* [Exercise instructions]:
Transcribe all of the data exactly. Omit the pictures.

Dataset records on visual material:
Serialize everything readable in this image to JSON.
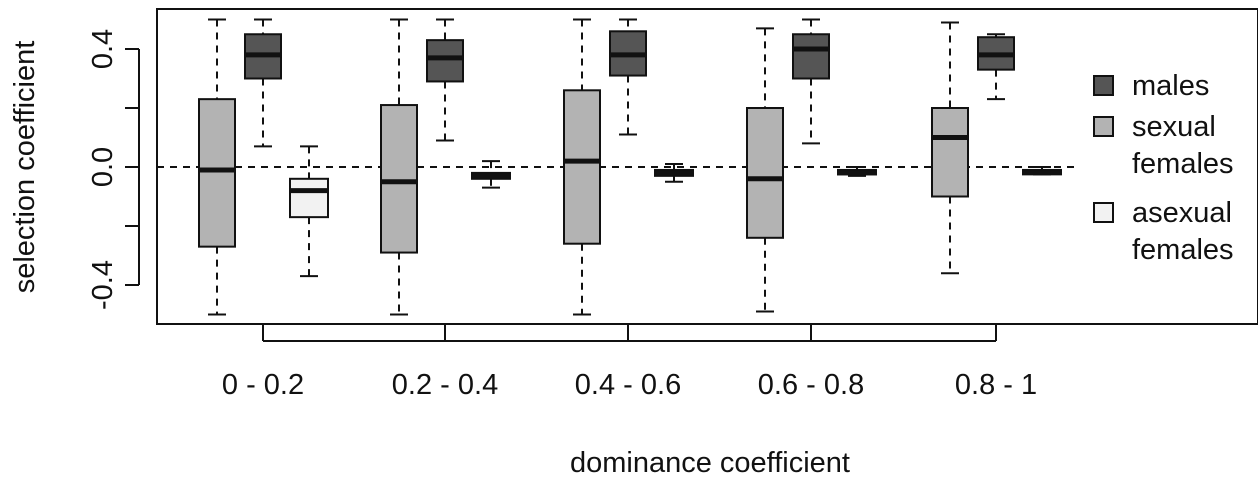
{
  "chart_data": {
    "type": "boxplot",
    "xlabel": "dominance coefficient",
    "ylabel": "selection coefficient",
    "categories": [
      "0 - 0.2",
      "0.2 - 0.4",
      "0.4 - 0.6",
      "0.6 - 0.8",
      "0.8 - 1"
    ],
    "ylim": [
      -0.54,
      0.54
    ],
    "yticks": [
      -0.4,
      -0.2,
      0.0,
      0.2,
      0.4
    ],
    "ytick_labels": [
      "-0.4",
      "",
      "0.0",
      "",
      "0.4"
    ],
    "reference_line": 0.0,
    "legend_placement": "right",
    "series": [
      {
        "name": "sexual females",
        "legend_lines": [
          "sexual",
          "females"
        ],
        "color": "#b3b3b3",
        "boxes": [
          {
            "whisker_low": -0.5,
            "q1": -0.27,
            "median": -0.01,
            "q3": 0.23,
            "whisker_high": 0.5
          },
          {
            "whisker_low": -0.5,
            "q1": -0.29,
            "median": -0.05,
            "q3": 0.21,
            "whisker_high": 0.5
          },
          {
            "whisker_low": -0.5,
            "q1": -0.26,
            "median": 0.02,
            "q3": 0.26,
            "whisker_high": 0.5
          },
          {
            "whisker_low": -0.49,
            "q1": -0.24,
            "median": -0.04,
            "q3": 0.2,
            "whisker_high": 0.47
          },
          {
            "whisker_low": -0.36,
            "q1": -0.1,
            "median": 0.1,
            "q3": 0.2,
            "whisker_high": 0.49
          }
        ]
      },
      {
        "name": "males",
        "legend_lines": [
          "males"
        ],
        "color": "#555555",
        "boxes": [
          {
            "whisker_low": 0.07,
            "q1": 0.3,
            "median": 0.38,
            "q3": 0.45,
            "whisker_high": 0.5
          },
          {
            "whisker_low": 0.09,
            "q1": 0.29,
            "median": 0.37,
            "q3": 0.43,
            "whisker_high": 0.5
          },
          {
            "whisker_low": 0.11,
            "q1": 0.31,
            "median": 0.38,
            "q3": 0.46,
            "whisker_high": 0.5
          },
          {
            "whisker_low": 0.08,
            "q1": 0.3,
            "median": 0.4,
            "q3": 0.45,
            "whisker_high": 0.5
          },
          {
            "whisker_low": 0.23,
            "q1": 0.33,
            "median": 0.38,
            "q3": 0.44,
            "whisker_high": 0.45
          }
        ]
      },
      {
        "name": "asexual females",
        "legend_lines": [
          "asexual",
          "females"
        ],
        "color": "#f2f2f2",
        "boxes": [
          {
            "whisker_low": -0.37,
            "q1": -0.17,
            "median": -0.08,
            "q3": -0.04,
            "whisker_high": 0.07
          },
          {
            "whisker_low": -0.07,
            "q1": -0.04,
            "median": -0.03,
            "q3": -0.02,
            "whisker_high": 0.02
          },
          {
            "whisker_low": -0.05,
            "q1": -0.03,
            "median": -0.02,
            "q3": -0.01,
            "whisker_high": 0.01
          },
          {
            "whisker_low": -0.03,
            "q1": -0.025,
            "median": -0.02,
            "q3": -0.01,
            "whisker_high": 0.0
          },
          {
            "whisker_low": -0.025,
            "q1": -0.02,
            "median": -0.02,
            "q3": -0.01,
            "whisker_high": 0.0
          }
        ]
      }
    ],
    "legend_order": [
      "males",
      "sexual females",
      "asexual females"
    ]
  }
}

* [Solution to this task]:
Serialize everything readable in this image to JSON.
{
  "chart_data": {
    "type": "boxplot",
    "xlabel": "dominance coefficient",
    "ylabel": "selection coefficient",
    "categories": [
      "0 - 0.2",
      "0.2 - 0.4",
      "0.4 - 0.6",
      "0.6 - 0.8",
      "0.8 - 1"
    ],
    "ylim": [
      -0.54,
      0.54
    ],
    "yticks": [
      -0.4,
      -0.2,
      0.0,
      0.2,
      0.4
    ],
    "ytick_labels": [
      "-0.4",
      "",
      "0.0",
      "",
      "0.4"
    ],
    "reference_line": 0.0,
    "legend_placement": "right",
    "series": [
      {
        "name": "sexual females",
        "legend_lines": [
          "sexual",
          "females"
        ],
        "color": "#b3b3b3",
        "boxes": [
          {
            "whisker_low": -0.5,
            "q1": -0.27,
            "median": -0.01,
            "q3": 0.23,
            "whisker_high": 0.5
          },
          {
            "whisker_low": -0.5,
            "q1": -0.29,
            "median": -0.05,
            "q3": 0.21,
            "whisker_high": 0.5
          },
          {
            "whisker_low": -0.5,
            "q1": -0.26,
            "median": 0.02,
            "q3": 0.26,
            "whisker_high": 0.5
          },
          {
            "whisker_low": -0.49,
            "q1": -0.24,
            "median": -0.04,
            "q3": 0.2,
            "whisker_high": 0.47
          },
          {
            "whisker_low": -0.36,
            "q1": -0.1,
            "median": 0.1,
            "q3": 0.2,
            "whisker_high": 0.49
          }
        ]
      },
      {
        "name": "males",
        "legend_lines": [
          "males"
        ],
        "color": "#555555",
        "boxes": [
          {
            "whisker_low": 0.07,
            "q1": 0.3,
            "median": 0.38,
            "q3": 0.45,
            "whisker_high": 0.5
          },
          {
            "whisker_low": 0.09,
            "q1": 0.29,
            "median": 0.37,
            "q3": 0.43,
            "whisker_high": 0.5
          },
          {
            "whisker_low": 0.11,
            "q1": 0.31,
            "median": 0.38,
            "q3": 0.46,
            "whisker_high": 0.5
          },
          {
            "whisker_low": 0.08,
            "q1": 0.3,
            "median": 0.4,
            "q3": 0.45,
            "whisker_high": 0.5
          },
          {
            "whisker_low": 0.23,
            "q1": 0.33,
            "median": 0.38,
            "q3": 0.44,
            "whisker_high": 0.45
          }
        ]
      },
      {
        "name": "asexual females",
        "legend_lines": [
          "asexual",
          "females"
        ],
        "color": "#f2f2f2",
        "boxes": [
          {
            "whisker_low": -0.37,
            "q1": -0.17,
            "median": -0.08,
            "q3": -0.04,
            "whisker_high": 0.07
          },
          {
            "whisker_low": -0.07,
            "q1": -0.04,
            "median": -0.03,
            "q3": -0.02,
            "whisker_high": 0.02
          },
          {
            "whisker_low": -0.05,
            "q1": -0.03,
            "median": -0.02,
            "q3": -0.01,
            "whisker_high": 0.01
          },
          {
            "whisker_low": -0.03,
            "q1": -0.025,
            "median": -0.02,
            "q3": -0.01,
            "whisker_high": 0.0
          },
          {
            "whisker_low": -0.025,
            "q1": -0.02,
            "median": -0.02,
            "q3": -0.01,
            "whisker_high": 0.0
          }
        ]
      }
    ],
    "legend_order": [
      "males",
      "sexual females",
      "asexual females"
    ]
  }
}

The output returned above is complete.